_Problem requirements:_ Tally the lines below that contain "此何故也". The number is the whole answer.

_Input material:_
-*-*-
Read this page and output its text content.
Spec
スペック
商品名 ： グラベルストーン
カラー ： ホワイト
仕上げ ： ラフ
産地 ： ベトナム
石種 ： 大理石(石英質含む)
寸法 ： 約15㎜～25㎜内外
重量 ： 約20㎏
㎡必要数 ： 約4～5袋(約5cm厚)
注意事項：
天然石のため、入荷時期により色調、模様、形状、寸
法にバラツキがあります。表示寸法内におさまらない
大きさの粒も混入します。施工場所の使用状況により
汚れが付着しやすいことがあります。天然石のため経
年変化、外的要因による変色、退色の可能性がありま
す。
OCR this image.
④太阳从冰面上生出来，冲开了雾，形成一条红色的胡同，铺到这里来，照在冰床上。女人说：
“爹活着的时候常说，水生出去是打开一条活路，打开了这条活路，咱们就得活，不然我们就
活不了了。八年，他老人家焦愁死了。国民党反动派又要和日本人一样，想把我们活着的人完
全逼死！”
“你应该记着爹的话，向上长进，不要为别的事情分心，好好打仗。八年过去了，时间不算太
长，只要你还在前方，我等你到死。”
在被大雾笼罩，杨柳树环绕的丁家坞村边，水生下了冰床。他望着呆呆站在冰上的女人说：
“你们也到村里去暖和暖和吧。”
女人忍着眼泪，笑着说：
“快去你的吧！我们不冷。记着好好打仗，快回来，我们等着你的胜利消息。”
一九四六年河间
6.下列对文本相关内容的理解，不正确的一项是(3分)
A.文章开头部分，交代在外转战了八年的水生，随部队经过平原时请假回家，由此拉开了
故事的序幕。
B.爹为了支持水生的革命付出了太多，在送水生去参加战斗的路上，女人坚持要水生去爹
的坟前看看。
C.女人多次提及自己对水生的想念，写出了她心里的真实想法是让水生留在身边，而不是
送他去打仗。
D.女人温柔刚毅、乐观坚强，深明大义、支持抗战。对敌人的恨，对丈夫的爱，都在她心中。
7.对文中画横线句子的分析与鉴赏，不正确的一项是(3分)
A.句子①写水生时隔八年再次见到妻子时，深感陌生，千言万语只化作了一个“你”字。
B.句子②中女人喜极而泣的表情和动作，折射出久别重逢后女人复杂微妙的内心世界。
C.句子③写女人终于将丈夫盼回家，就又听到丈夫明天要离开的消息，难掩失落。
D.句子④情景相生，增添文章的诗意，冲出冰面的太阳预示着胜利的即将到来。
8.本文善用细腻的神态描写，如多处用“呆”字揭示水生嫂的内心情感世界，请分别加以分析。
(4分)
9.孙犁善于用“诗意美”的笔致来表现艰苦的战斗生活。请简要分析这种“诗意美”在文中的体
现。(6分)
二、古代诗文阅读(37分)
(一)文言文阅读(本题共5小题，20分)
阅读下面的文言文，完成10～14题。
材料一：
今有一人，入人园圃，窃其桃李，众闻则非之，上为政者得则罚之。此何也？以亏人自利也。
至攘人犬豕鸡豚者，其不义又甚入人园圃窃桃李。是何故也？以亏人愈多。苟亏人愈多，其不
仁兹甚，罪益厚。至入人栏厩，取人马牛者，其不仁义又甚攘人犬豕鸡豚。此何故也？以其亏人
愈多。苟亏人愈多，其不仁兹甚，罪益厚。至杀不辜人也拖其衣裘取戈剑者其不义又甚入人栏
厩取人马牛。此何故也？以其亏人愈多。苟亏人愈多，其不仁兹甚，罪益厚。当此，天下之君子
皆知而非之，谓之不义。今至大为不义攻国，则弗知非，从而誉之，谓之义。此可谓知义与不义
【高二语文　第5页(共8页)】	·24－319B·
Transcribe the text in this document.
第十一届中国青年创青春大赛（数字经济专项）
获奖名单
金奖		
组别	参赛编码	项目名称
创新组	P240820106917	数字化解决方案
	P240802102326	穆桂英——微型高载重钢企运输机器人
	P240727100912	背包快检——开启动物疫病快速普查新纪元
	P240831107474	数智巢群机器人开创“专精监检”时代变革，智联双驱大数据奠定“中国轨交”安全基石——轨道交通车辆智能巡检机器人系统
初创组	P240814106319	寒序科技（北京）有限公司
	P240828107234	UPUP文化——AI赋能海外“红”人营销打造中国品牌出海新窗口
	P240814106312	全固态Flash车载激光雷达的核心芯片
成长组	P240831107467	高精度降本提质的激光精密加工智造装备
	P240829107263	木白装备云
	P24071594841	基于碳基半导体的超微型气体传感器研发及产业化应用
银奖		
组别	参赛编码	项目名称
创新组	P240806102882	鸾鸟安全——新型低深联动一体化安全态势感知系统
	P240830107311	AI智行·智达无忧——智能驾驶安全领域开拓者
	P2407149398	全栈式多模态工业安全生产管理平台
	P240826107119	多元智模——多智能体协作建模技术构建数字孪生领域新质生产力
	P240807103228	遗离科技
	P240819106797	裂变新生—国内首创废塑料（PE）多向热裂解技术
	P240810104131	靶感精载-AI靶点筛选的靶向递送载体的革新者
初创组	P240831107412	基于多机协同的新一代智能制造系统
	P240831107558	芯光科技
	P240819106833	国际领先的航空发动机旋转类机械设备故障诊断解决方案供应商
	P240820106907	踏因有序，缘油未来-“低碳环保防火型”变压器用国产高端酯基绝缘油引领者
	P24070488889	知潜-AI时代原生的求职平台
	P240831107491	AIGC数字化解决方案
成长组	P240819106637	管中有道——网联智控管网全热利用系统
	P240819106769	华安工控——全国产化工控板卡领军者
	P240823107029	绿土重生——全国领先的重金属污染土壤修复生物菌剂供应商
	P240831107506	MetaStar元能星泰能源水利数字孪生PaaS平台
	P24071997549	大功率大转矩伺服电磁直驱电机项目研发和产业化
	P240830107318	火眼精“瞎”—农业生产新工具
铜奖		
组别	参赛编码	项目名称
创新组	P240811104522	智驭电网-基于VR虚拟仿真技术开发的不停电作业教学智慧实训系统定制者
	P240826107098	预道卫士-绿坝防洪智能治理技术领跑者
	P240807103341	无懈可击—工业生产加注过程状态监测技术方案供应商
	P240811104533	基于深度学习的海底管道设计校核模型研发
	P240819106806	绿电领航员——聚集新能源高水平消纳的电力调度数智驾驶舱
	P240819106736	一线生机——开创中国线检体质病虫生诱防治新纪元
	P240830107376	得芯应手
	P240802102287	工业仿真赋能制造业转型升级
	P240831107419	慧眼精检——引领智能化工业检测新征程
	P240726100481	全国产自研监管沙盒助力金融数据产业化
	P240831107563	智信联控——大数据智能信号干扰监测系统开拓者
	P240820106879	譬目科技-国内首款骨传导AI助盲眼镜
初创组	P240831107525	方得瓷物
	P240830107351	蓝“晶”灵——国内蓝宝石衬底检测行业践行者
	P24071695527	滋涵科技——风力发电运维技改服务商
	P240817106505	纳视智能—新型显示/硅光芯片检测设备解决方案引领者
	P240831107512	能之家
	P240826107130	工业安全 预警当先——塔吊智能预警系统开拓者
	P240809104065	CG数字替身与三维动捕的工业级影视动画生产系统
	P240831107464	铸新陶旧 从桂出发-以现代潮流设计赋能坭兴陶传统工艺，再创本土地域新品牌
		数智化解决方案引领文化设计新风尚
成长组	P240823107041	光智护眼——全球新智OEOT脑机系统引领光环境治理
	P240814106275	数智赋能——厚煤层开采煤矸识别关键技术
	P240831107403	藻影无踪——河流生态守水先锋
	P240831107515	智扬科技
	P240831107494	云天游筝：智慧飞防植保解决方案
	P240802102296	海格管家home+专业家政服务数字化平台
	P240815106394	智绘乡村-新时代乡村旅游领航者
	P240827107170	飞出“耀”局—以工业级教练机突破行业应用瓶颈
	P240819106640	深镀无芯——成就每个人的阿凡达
-*-*-
_Output of the task:_ 2